→ **Available data**

* * *

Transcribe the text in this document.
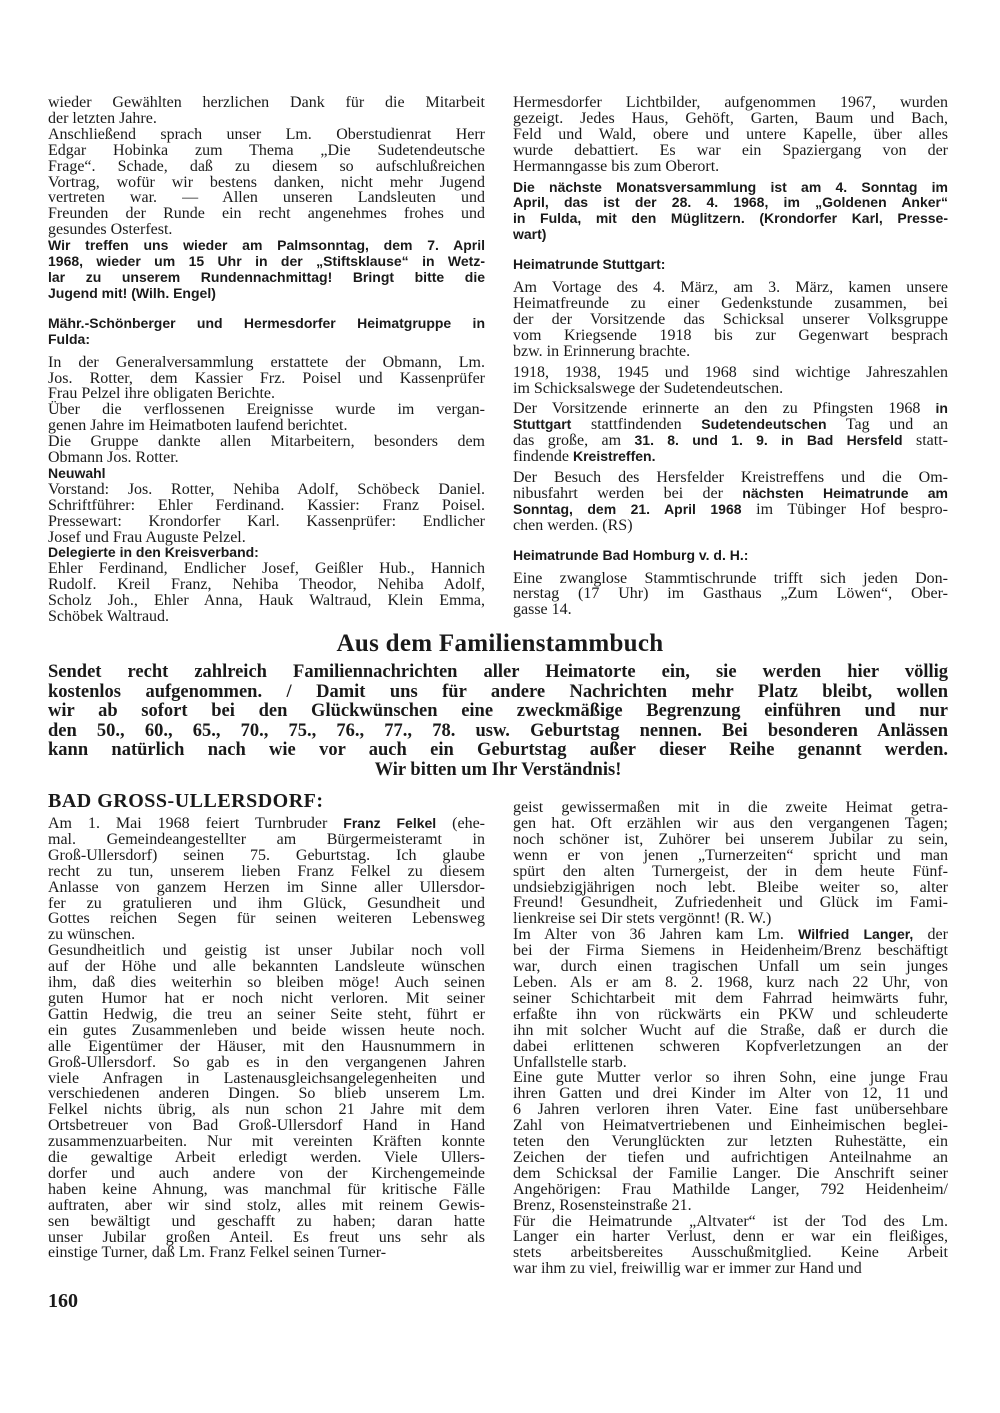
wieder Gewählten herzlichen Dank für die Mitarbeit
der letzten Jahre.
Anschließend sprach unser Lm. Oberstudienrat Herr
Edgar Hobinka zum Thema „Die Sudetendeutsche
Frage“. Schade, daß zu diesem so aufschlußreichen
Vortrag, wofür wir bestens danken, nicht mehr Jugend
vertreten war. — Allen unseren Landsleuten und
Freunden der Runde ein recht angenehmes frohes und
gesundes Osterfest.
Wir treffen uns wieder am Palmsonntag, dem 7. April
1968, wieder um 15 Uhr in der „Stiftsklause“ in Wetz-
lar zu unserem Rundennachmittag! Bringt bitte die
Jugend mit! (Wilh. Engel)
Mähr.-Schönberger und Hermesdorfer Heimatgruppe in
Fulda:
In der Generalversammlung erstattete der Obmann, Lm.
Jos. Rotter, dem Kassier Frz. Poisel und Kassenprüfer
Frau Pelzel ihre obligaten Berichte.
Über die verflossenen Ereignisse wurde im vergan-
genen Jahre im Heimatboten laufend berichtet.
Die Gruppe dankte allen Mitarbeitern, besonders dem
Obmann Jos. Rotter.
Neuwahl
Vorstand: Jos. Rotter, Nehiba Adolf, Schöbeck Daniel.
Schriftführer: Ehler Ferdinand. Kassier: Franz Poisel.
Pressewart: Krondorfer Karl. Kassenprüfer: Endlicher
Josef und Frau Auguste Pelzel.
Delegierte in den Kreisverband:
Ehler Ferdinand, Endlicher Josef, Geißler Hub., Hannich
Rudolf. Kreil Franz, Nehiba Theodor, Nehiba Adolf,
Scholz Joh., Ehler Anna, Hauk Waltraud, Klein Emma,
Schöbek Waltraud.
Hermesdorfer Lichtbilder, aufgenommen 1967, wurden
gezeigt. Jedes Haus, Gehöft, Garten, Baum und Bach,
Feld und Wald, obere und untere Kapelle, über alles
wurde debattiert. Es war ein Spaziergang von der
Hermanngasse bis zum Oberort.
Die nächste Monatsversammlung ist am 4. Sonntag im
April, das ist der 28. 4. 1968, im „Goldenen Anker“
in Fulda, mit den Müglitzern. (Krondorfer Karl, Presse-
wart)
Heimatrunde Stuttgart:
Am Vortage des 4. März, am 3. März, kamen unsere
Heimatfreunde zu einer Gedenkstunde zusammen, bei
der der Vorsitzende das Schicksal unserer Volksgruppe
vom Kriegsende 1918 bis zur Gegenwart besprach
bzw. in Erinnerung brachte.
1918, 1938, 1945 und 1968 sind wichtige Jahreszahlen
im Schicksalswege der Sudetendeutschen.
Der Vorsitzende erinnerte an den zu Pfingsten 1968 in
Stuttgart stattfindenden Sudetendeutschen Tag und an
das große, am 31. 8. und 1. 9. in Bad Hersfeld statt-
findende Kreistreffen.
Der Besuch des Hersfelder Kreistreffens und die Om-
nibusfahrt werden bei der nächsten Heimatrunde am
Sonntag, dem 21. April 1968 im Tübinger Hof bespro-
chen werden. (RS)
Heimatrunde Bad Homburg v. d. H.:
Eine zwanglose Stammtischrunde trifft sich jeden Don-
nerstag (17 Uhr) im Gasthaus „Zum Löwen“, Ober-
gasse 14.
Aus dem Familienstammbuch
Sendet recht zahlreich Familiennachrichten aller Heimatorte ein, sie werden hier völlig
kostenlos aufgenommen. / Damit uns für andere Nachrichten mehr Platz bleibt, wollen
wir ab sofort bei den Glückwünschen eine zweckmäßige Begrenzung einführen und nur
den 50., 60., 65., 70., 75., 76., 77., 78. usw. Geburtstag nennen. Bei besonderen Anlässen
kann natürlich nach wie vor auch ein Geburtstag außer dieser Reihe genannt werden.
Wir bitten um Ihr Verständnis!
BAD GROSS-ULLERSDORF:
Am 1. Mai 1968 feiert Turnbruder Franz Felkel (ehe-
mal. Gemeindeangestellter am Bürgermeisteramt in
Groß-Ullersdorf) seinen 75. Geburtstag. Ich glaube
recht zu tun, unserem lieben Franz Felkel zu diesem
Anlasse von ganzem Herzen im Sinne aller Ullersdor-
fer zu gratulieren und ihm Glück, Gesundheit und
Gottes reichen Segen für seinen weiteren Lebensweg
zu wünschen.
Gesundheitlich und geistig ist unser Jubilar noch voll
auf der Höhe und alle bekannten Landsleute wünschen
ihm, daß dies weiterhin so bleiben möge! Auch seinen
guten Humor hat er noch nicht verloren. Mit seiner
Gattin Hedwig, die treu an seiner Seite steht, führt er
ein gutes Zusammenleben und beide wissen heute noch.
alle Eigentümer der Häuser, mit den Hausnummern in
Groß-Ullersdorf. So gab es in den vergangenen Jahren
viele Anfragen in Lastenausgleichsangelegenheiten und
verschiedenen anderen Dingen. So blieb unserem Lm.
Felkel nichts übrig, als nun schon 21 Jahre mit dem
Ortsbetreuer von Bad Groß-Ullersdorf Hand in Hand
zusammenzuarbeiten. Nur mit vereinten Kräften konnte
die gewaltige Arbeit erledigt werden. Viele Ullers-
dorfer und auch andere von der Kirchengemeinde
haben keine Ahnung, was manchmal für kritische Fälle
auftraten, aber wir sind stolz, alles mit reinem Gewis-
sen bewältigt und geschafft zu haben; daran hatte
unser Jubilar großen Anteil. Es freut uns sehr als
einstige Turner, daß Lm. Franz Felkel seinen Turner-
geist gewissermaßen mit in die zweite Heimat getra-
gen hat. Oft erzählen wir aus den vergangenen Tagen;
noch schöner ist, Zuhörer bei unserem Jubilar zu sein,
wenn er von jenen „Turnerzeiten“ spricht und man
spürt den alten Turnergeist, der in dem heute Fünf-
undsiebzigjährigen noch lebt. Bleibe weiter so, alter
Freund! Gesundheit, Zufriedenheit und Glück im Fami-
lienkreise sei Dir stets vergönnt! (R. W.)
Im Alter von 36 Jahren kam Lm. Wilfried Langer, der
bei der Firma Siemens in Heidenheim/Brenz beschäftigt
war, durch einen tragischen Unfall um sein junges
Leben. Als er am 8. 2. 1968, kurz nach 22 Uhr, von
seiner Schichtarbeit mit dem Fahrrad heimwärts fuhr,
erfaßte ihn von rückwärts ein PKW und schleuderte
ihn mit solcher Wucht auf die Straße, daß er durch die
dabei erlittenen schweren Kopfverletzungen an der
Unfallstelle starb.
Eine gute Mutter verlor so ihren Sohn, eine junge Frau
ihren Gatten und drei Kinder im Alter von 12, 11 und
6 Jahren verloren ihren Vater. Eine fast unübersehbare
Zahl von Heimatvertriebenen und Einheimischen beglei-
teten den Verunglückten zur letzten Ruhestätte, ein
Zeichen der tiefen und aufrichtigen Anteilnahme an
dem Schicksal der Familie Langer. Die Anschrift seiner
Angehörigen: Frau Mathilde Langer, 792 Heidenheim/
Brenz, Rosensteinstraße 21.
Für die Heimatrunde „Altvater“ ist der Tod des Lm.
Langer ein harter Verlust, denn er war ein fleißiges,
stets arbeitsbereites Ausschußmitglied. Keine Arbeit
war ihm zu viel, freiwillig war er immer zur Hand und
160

* * *

Top to bottom, retype the listing exactly but drop every picture.

→ **Output for this task**
Transcribe the text in this document.
wieder Gewählten herzlichen Dank für die Mitarbeit
der letzten Jahre.
Anschließend sprach unser Lm. Oberstudienrat Herr
Edgar Hobinka zum Thema „Die Sudetendeutsche
Frage“. Schade, daß zu diesem so aufschlußreichen
Vortrag, wofür wir bestens danken, nicht mehr Jugend
vertreten war. — Allen unseren Landsleuten und
Freunden der Runde ein recht angenehmes frohes und
gesundes Osterfest.
Wir treffen uns wieder am Palmsonntag, dem 7. April
1968, wieder um 15 Uhr in der „Stiftsklause“ in Wetz-
lar zu unserem Rundennachmittag! Bringt bitte die
Jugend mit! (Wilh. Engel)
Mähr.-Schönberger und Hermesdorfer Heimatgruppe in
Fulda:
In der Generalversammlung erstattete der Obmann, Lm.
Jos. Rotter, dem Kassier Frz. Poisel und Kassenprüfer
Frau Pelzel ihre obligaten Berichte.
Über die verflossenen Ereignisse wurde im vergan-
genen Jahre im Heimatboten laufend berichtet.
Die Gruppe dankte allen Mitarbeitern, besonders dem
Obmann Jos. Rotter.
Neuwahl
Vorstand: Jos. Rotter, Nehiba Adolf, Schöbeck Daniel.
Schriftführer: Ehler Ferdinand. Kassier: Franz Poisel.
Pressewart: Krondorfer Karl. Kassenprüfer: Endlicher
Josef und Frau Auguste Pelzel.
Delegierte in den Kreisverband:
Ehler Ferdinand, Endlicher Josef, Geißler Hub., Hannich
Rudolf. Kreil Franz, Nehiba Theodor, Nehiba Adolf,
Scholz Joh., Ehler Anna, Hauk Waltraud, Klein Emma,
Schöbek Waltraud.
Hermesdorfer Lichtbilder, aufgenommen 1967, wurden
gezeigt. Jedes Haus, Gehöft, Garten, Baum und Bach,
Feld und Wald, obere und untere Kapelle, über alles
wurde debattiert. Es war ein Spaziergang von der
Hermanngasse bis zum Oberort.
Die nächste Monatsversammlung ist am 4. Sonntag im
April, das ist der 28. 4. 1968, im „Goldenen Anker“
in Fulda, mit den Müglitzern. (Krondorfer Karl, Presse-
wart)
Heimatrunde Stuttgart:
Am Vortage des 4. März, am 3. März, kamen unsere
Heimatfreunde zu einer Gedenkstunde zusammen, bei
der der Vorsitzende das Schicksal unserer Volksgruppe
vom Kriegsende 1918 bis zur Gegenwart besprach
bzw. in Erinnerung brachte.
1918, 1938, 1945 und 1968 sind wichtige Jahreszahlen
im Schicksalswege der Sudetendeutschen.
Der Vorsitzende erinnerte an den zu Pfingsten 1968 in
Stuttgart stattfindenden Sudetendeutschen Tag und an
das große, am 31. 8. und 1. 9. in Bad Hersfeld statt-
findende Kreistreffen.
Der Besuch des Hersfelder Kreistreffens und die Om-
nibusfahrt werden bei der nächsten Heimatrunde am
Sonntag, dem 21. April 1968 im Tübinger Hof bespro-
chen werden. (RS)
Heimatrunde Bad Homburg v. d. H.:
Eine zwanglose Stammtischrunde trifft sich jeden Don-
nerstag (17 Uhr) im Gasthaus „Zum Löwen“, Ober-
gasse 14.
Aus dem Familienstammbuch
Sendet recht zahlreich Familiennachrichten aller Heimatorte ein, sie werden hier völlig
kostenlos aufgenommen. / Damit uns für andere Nachrichten mehr Platz bleibt, wollen
wir ab sofort bei den Glückwünschen eine zweckmäßige Begrenzung einführen und nur
den 50., 60., 65., 70., 75., 76., 77., 78. usw. Geburtstag nennen. Bei besonderen Anlässen
kann natürlich nach wie vor auch ein Geburtstag außer dieser Reihe genannt werden.
Wir bitten um Ihr Verständnis!
BAD GROSS-ULLERSDORF:
Am 1. Mai 1968 feiert Turnbruder Franz Felkel (ehe-
mal. Gemeindeangestellter am Bürgermeisteramt in
Groß-Ullersdorf) seinen 75. Geburtstag. Ich glaube
recht zu tun, unserem lieben Franz Felkel zu diesem
Anlasse von ganzem Herzen im Sinne aller Ullersdor-
fer zu gratulieren und ihm Glück, Gesundheit und
Gottes reichen Segen für seinen weiteren Lebensweg
zu wünschen.
Gesundheitlich und geistig ist unser Jubilar noch voll
auf der Höhe und alle bekannten Landsleute wünschen
ihm, daß dies weiterhin so bleiben möge! Auch seinen
guten Humor hat er noch nicht verloren. Mit seiner
Gattin Hedwig, die treu an seiner Seite steht, führt er
ein gutes Zusammenleben und beide wissen heute noch.
alle Eigentümer der Häuser, mit den Hausnummern in
Groß-Ullersdorf. So gab es in den vergangenen Jahren
viele Anfragen in Lastenausgleichsangelegenheiten und
verschiedenen anderen Dingen. So blieb unserem Lm.
Felkel nichts übrig, als nun schon 21 Jahre mit dem
Ortsbetreuer von Bad Groß-Ullersdorf Hand in Hand
zusammenzuarbeiten. Nur mit vereinten Kräften konnte
die gewaltige Arbeit erledigt werden. Viele Ullers-
dorfer und auch andere von der Kirchengemeinde
haben keine Ahnung, was manchmal für kritische Fälle
auftraten, aber wir sind stolz, alles mit reinem Gewis-
sen bewältigt und geschafft zu haben; daran hatte
unser Jubilar großen Anteil. Es freut uns sehr als
einstige Turner, daß Lm. Franz Felkel seinen Turner-
geist gewissermaßen mit in die zweite Heimat getra-
gen hat. Oft erzählen wir aus den vergangenen Tagen;
noch schöner ist, Zuhörer bei unserem Jubilar zu sein,
wenn er von jenen „Turnerzeiten“ spricht und man
spürt den alten Turnergeist, der in dem heute Fünf-
undsiebzigjährigen noch lebt. Bleibe weiter so, alter
Freund! Gesundheit, Zufriedenheit und Glück im Fami-
lienkreise sei Dir stets vergönnt! (R. W.)
Im Alter von 36 Jahren kam Lm. Wilfried Langer, der
bei der Firma Siemens in Heidenheim/Brenz beschäftigt
war, durch einen tragischen Unfall um sein junges
Leben. Als er am 8. 2. 1968, kurz nach 22 Uhr, von
seiner Schichtarbeit mit dem Fahrrad heimwärts fuhr,
erfaßte ihn von rückwärts ein PKW und schleuderte
ihn mit solcher Wucht auf die Straße, daß er durch die
dabei erlittenen schweren Kopfverletzungen an der
Unfallstelle starb.
Eine gute Mutter verlor so ihren Sohn, eine junge Frau
ihren Gatten und drei Kinder im Alter von 12, 11 und
6 Jahren verloren ihren Vater. Eine fast unübersehbare
Zahl von Heimatvertriebenen und Einheimischen beglei-
teten den Verunglückten zur letzten Ruhestätte, ein
Zeichen der tiefen und aufrichtigen Anteilnahme an
dem Schicksal der Familie Langer. Die Anschrift seiner
Angehörigen: Frau Mathilde Langer, 792 Heidenheim/
Brenz, Rosensteinstraße 21.
Für die Heimatrunde „Altvater“ ist der Tod des Lm.
Langer ein harter Verlust, denn er war ein fleißiges,
stets arbeitsbereites Ausschußmitglied. Keine Arbeit
war ihm zu viel, freiwillig war er immer zur Hand und
160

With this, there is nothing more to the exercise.